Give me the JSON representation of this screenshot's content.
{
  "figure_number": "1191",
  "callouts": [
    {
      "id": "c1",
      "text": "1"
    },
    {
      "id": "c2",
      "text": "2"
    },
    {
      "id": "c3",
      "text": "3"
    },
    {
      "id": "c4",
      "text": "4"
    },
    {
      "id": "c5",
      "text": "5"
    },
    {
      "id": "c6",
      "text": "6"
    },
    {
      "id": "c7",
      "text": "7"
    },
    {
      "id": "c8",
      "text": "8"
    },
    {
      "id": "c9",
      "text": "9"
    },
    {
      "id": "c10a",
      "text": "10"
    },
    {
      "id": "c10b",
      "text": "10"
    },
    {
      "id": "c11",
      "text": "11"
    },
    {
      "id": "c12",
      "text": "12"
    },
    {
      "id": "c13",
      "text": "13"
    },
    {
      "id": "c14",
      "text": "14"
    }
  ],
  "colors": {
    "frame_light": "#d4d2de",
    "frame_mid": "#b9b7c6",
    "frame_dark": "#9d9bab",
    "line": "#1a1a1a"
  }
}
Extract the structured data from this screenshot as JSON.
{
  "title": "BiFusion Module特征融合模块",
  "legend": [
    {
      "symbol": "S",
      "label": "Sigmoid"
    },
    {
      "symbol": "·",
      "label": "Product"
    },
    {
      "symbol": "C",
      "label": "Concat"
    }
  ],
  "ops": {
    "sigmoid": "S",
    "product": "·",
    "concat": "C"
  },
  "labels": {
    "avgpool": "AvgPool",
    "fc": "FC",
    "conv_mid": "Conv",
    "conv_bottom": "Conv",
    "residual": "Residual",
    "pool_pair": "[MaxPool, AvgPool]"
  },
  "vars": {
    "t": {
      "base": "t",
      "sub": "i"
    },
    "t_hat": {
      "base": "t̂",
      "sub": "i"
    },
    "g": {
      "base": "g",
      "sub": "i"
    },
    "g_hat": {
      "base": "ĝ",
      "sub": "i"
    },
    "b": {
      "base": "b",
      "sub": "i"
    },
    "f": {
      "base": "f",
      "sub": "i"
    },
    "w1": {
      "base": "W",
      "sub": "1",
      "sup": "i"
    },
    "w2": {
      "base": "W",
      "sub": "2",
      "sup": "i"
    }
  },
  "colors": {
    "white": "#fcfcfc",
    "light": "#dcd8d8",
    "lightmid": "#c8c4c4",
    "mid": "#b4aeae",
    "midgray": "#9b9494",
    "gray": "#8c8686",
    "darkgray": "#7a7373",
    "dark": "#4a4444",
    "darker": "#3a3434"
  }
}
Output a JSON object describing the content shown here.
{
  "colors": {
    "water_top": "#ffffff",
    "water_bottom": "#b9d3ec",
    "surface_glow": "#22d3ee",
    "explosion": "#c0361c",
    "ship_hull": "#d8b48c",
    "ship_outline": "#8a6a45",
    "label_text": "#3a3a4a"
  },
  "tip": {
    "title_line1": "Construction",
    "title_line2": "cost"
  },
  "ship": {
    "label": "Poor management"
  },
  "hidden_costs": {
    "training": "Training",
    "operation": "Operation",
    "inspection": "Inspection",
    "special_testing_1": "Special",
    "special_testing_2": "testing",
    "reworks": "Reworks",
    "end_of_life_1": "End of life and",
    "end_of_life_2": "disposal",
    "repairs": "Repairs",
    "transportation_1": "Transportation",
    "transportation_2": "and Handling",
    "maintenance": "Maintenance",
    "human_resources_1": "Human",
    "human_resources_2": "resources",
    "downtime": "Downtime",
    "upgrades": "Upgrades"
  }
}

#####

**Stated exercise:**
State how many lines above include the word "content", and nothing more.

**Correct result:**
2